_EXERCISE DETAILS:_ Transcribe the records that follow in their entirety, omitting any pictures.

_PROVIDED DATA:_
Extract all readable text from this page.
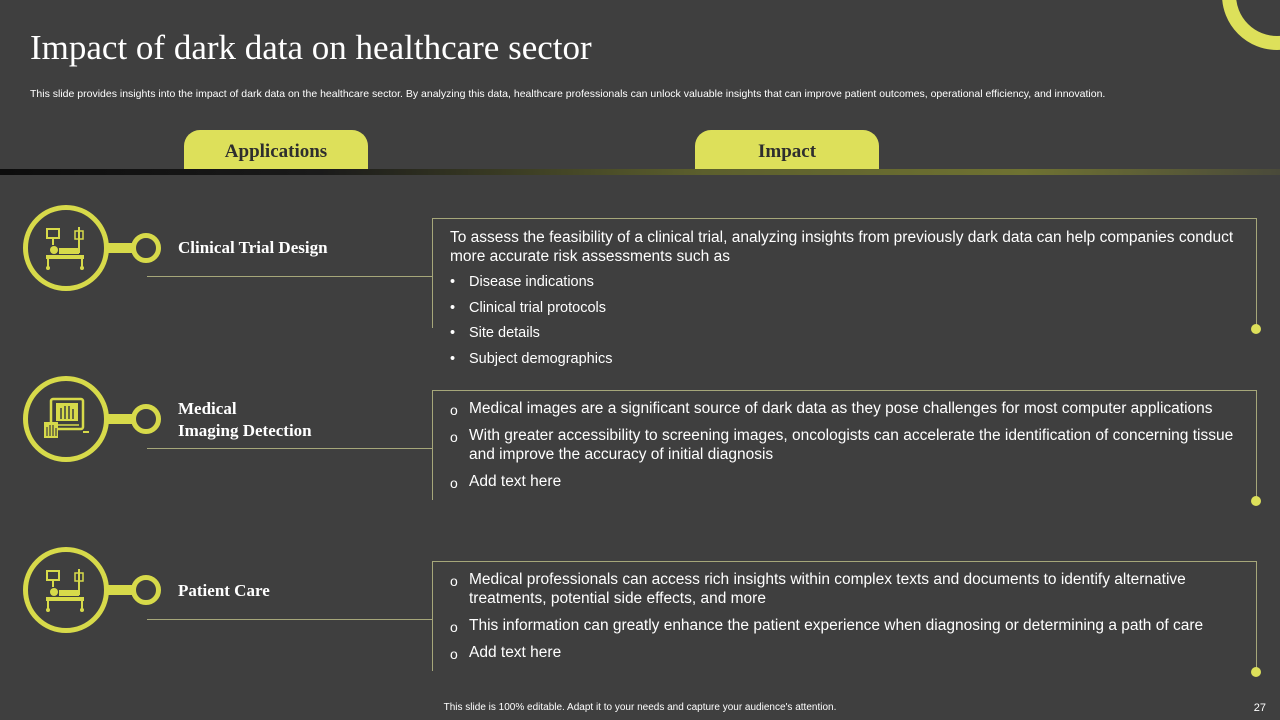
Impact of dark data on healthcare sector
This slide provides insights into the impact of dark data on the healthcare sector. By analyzing this data, healthcare professionals can unlock valuable insights that can improve patient outcomes, operational efficiency, and innovation.
Applications	Impact
Clinical Trial Design
To assess the feasibility of a clinical trial, analyzing insights from previously dark data can help companies conduct more accurate risk assessments such as
• Disease indications
• Clinical trial protocols
• Site details
• Subject demographics
Medical
Imaging Detection
o Medical images are a significant source of dark data as they pose challenges for most computer applications
o With greater accessibility to screening images, oncologists can accelerate the identification of concerning tissue and improve the accuracy of initial diagnosis
o Add text here
Patient Care
o Medical professionals can access rich insights within complex texts and documents to identify alternative treatments, potential side effects, and more
o This information can greatly enhance the patient experience when diagnosing or determining a path of care
o Add text here
This slide is 100% editable. Adapt it to your needs and capture your audience's attention.	27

_OUTPUT OF THE TASK:_
Extract all readable text from this page.
Impact of dark data on healthcare sector
This slide provides insights into the impact of dark data on the healthcare sector. By analyzing this data, healthcare professionals can unlock valuable insights that can improve patient outcomes, operational efficiency, and innovation.
Applications	Impact
Clinical Trial Design
To assess the feasibility of a clinical trial, analyzing insights from previously dark data can help companies conduct more accurate risk assessments such as
• Disease indications
• Clinical trial protocols
• Site details
• Subject demographics
Medical
Imaging Detection
o Medical images are a significant source of dark data as they pose challenges for most computer applications
o With greater accessibility to screening images, oncologists can accelerate the identification of concerning tissue and improve the accuracy of initial diagnosis
o Add text here
Patient Care
o Medical professionals can access rich insights within complex texts and documents to identify alternative treatments, potential side effects, and more
o This information can greatly enhance the patient experience when diagnosing or determining a path of care
o Add text here
This slide is 100% editable. Adapt it to your needs and capture your audience's attention.	27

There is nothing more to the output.